→ WHAT YOU HAVE TO DO: Look for "南京晨报" in the listing below. Gather each line that contains it.

## START SUPPLIED MATERIAL

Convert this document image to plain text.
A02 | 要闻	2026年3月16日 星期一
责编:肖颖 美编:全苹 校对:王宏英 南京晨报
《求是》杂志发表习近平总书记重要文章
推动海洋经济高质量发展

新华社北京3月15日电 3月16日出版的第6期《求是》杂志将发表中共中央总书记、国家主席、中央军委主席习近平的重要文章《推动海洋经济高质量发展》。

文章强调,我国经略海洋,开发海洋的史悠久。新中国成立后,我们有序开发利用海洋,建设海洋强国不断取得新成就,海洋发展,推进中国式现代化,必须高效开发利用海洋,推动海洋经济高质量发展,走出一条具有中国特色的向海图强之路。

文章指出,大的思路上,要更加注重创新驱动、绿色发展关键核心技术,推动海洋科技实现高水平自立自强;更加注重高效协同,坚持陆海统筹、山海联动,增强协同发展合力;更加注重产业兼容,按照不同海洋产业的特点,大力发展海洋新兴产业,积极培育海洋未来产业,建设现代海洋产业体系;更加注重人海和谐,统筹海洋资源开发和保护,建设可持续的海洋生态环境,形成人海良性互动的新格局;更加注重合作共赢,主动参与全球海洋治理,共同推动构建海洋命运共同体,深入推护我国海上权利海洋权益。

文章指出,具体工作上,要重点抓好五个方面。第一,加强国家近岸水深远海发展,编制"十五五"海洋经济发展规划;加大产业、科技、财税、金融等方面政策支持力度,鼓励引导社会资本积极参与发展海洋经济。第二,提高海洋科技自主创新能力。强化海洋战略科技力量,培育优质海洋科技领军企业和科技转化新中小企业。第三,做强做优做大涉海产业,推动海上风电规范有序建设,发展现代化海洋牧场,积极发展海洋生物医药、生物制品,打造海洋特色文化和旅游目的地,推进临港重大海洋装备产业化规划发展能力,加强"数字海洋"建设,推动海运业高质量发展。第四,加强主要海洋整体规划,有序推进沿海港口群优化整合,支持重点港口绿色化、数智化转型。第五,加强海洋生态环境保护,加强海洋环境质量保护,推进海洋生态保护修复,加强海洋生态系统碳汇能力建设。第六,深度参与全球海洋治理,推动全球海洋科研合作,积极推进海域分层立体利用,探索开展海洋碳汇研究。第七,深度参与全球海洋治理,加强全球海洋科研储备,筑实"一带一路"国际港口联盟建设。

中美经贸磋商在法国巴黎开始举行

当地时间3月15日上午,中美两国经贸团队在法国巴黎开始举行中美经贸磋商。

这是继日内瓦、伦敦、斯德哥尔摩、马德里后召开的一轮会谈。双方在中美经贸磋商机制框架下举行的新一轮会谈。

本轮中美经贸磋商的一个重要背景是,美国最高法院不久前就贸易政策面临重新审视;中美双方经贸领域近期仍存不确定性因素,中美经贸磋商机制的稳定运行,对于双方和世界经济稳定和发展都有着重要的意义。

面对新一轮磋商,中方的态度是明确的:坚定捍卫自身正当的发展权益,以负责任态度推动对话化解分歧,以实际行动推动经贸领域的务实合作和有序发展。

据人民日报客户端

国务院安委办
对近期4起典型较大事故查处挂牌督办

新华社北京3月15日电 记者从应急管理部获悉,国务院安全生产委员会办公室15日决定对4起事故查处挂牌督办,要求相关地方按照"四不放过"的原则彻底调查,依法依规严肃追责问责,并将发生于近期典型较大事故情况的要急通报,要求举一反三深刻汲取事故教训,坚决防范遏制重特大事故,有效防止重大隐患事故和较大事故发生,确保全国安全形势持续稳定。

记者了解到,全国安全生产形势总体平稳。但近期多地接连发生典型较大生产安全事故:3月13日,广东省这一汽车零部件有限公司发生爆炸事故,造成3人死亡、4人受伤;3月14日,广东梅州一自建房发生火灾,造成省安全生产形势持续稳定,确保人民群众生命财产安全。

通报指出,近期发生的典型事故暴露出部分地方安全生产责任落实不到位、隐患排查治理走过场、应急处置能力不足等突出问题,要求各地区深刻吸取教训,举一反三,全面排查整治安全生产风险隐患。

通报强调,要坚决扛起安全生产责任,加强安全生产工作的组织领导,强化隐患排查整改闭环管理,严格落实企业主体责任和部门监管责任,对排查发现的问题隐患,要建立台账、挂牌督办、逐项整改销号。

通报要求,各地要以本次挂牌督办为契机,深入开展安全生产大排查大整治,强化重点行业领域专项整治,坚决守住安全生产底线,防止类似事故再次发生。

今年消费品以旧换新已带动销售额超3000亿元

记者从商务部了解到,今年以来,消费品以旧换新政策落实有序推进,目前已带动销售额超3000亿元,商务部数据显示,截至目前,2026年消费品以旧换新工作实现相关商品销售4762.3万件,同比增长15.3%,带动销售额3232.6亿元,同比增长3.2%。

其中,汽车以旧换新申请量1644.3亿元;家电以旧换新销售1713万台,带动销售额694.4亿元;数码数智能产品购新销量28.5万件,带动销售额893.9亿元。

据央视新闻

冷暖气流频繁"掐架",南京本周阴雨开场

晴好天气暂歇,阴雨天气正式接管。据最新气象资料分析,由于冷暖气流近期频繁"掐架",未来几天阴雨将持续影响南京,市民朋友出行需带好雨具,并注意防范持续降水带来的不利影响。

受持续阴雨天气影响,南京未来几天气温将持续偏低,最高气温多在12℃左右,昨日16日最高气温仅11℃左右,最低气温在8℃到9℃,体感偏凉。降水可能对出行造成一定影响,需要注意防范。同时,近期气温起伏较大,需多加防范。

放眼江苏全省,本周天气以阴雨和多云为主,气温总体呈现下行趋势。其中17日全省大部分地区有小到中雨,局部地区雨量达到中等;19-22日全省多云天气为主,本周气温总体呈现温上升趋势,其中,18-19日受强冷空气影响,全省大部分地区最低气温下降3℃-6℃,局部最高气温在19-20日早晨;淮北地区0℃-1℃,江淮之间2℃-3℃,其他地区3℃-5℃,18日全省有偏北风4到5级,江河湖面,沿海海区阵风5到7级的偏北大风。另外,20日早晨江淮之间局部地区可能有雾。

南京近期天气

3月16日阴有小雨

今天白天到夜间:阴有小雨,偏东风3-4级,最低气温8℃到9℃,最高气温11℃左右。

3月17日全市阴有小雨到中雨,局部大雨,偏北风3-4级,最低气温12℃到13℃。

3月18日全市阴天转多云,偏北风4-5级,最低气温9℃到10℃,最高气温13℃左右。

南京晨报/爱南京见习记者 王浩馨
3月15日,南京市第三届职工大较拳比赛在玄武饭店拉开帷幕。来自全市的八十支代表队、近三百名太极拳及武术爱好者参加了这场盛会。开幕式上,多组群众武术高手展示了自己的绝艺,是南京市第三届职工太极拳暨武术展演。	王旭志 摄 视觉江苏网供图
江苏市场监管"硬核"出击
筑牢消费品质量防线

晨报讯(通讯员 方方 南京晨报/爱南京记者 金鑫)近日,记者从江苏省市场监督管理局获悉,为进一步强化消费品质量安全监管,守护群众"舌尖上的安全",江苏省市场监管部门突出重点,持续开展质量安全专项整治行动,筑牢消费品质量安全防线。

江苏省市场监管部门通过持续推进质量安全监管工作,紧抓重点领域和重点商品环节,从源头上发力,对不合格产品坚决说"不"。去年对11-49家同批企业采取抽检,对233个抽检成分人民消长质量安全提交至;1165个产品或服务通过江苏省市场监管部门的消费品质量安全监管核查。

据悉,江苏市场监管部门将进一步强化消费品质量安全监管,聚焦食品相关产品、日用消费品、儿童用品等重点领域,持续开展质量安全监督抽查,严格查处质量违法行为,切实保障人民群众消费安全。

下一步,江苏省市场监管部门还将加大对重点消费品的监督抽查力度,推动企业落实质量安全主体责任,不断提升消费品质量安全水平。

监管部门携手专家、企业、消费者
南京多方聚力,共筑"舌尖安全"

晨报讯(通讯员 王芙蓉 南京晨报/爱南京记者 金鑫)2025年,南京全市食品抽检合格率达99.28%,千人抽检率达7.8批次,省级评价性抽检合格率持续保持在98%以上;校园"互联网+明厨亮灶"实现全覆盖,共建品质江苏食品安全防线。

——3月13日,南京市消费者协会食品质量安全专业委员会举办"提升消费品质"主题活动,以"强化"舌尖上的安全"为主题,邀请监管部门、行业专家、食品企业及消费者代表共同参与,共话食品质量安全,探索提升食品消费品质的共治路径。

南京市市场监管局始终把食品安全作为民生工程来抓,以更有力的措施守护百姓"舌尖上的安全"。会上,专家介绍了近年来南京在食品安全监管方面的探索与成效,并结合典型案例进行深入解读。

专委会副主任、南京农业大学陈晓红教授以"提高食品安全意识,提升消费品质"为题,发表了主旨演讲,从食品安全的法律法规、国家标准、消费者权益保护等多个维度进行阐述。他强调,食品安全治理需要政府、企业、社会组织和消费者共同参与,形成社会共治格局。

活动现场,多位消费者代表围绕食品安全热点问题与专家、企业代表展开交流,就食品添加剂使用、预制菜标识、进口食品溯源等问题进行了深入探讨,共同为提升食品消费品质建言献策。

## END SUPPLIED MATERIAL

→ REPLY:
责编:肖颖 美编:全苹 校对:王宏英 南京晨报
南京晨报/爱南京见习记者 王浩馨
晨报讯(通讯员 方方 南京晨报/爱南京记者 金鑫)近日,记者从江苏省市场监督管理局获悉,为进一步强化消费品质量安全监管,守护群众"舌尖上的安全",江苏省市场监管部门突出重点,持续开展质量安全专项整治行动,筑牢消费品质量安全防线。
晨报讯(通讯员 王芙蓉 南京晨报/爱南京记者 金鑫)2025年,南京全市食品抽检合格率达99.28%,千人抽检率达7.8批次,省级评价性抽检合格率持续保持在98%以上;校园"互联网+明厨亮灶"实现全覆盖,共建品质江苏食品安全防线。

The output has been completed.